--- Exercise objective ---
Nothing but the lines from the line with "Decode this chart: output" through the end of the data is to be copied, and each is to be copied exactly.

### Listed records

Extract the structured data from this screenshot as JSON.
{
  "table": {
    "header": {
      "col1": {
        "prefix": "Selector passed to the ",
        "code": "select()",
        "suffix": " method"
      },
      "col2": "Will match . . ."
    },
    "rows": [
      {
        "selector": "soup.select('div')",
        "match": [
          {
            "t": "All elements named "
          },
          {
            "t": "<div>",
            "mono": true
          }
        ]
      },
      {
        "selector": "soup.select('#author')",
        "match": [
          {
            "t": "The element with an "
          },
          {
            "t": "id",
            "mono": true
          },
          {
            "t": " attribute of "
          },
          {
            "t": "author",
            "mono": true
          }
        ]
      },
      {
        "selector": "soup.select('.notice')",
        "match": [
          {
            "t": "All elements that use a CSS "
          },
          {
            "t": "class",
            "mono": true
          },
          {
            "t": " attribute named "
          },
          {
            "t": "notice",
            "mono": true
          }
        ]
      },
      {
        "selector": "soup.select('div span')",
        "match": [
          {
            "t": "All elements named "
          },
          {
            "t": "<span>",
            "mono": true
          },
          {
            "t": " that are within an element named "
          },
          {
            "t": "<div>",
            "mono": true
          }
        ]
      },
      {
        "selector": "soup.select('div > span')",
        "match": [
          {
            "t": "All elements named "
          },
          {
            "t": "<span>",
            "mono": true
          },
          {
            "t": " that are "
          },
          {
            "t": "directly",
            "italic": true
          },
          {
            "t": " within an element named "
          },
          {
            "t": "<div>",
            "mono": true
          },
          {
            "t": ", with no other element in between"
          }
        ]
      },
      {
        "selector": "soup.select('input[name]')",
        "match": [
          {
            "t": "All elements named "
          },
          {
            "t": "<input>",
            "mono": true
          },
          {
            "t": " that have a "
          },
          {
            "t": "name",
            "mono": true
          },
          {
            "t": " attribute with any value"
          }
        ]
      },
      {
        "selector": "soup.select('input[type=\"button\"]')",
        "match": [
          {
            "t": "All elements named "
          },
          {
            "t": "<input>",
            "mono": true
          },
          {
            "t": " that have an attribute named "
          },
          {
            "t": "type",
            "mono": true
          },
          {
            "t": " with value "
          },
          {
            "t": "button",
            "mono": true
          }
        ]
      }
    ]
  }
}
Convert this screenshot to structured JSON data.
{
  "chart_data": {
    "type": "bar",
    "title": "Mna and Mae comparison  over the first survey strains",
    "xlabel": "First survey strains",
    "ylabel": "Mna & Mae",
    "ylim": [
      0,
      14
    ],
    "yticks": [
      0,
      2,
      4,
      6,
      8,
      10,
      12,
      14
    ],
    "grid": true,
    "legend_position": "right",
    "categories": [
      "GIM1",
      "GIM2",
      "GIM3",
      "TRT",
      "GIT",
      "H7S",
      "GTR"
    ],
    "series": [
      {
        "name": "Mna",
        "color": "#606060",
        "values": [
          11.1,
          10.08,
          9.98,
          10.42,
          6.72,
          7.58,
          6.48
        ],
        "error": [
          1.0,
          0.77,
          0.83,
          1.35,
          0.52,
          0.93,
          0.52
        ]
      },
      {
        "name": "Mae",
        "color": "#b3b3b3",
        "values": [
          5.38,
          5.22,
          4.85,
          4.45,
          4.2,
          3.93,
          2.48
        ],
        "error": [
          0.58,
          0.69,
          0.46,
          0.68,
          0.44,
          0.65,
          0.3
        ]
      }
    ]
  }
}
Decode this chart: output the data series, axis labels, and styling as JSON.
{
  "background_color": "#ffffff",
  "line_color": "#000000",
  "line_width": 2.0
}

######

--- Task response ---
Decode this chart: output the data series, axis labels, and styling as JSON.
{
  "background_color": "#ffffff",
  "line_color": "#000000",
  "line_width": 2.0
}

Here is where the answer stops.